(Saved data entries)
● ● ●
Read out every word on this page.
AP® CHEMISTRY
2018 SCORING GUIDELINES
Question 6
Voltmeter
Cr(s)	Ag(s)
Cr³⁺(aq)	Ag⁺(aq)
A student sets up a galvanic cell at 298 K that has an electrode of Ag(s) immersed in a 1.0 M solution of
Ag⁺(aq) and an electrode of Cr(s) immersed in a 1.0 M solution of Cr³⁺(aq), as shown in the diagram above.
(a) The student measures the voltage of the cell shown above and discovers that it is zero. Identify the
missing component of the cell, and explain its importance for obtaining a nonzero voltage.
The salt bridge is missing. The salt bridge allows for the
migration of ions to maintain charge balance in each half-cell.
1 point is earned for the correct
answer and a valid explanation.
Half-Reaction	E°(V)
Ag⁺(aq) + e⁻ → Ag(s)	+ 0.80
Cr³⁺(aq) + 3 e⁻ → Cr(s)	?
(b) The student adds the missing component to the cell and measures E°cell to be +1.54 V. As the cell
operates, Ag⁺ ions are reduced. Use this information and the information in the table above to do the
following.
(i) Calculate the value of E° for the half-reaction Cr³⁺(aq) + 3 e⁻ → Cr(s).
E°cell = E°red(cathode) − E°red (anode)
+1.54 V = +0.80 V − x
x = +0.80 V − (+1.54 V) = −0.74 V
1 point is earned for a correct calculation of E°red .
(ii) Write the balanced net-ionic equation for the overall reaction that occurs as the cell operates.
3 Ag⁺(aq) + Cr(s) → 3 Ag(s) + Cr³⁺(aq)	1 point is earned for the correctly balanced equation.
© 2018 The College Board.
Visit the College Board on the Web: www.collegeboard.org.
● ● ●
**Required work:** Output the complete data exactly as written.

**Problem solution:**
Read out every word on this page.
AP® CHEMISTRY
2018 SCORING GUIDELINES
Question 6
Voltmeter
Cr(s)	Ag(s)
Cr³⁺(aq)	Ag⁺(aq)
A student sets up a galvanic cell at 298 K that has an electrode of Ag(s) immersed in a 1.0 M solution of
Ag⁺(aq) and an electrode of Cr(s) immersed in a 1.0 M solution of Cr³⁺(aq), as shown in the diagram above.
(a) The student measures the voltage of the cell shown above and discovers that it is zero. Identify the
missing component of the cell, and explain its importance for obtaining a nonzero voltage.
The salt bridge is missing. The salt bridge allows for the
migration of ions to maintain charge balance in each half-cell.
1 point is earned for the correct
answer and a valid explanation.
Half-Reaction	E°(V)
Ag⁺(aq) + e⁻ → Ag(s)	+ 0.80
Cr³⁺(aq) + 3 e⁻ → Cr(s)	?
(b) The student adds the missing component to the cell and measures E°cell to be +1.54 V. As the cell
operates, Ag⁺ ions are reduced. Use this information and the information in the table above to do the
following.
(i) Calculate the value of E° for the half-reaction Cr³⁺(aq) + 3 e⁻ → Cr(s).
E°cell = E°red(cathode) − E°red (anode)
+1.54 V = +0.80 V − x
x = +0.80 V − (+1.54 V) = −0.74 V
1 point is earned for a correct calculation of E°red .
(ii) Write the balanced net-ionic equation for the overall reaction that occurs as the cell operates.
3 Ag⁺(aq) + Cr(s) → 3 Ag(s) + Cr³⁺(aq)	1 point is earned for the correctly balanced equation.
© 2018 The College Board.
Visit the College Board on the Web: www.collegeboard.org.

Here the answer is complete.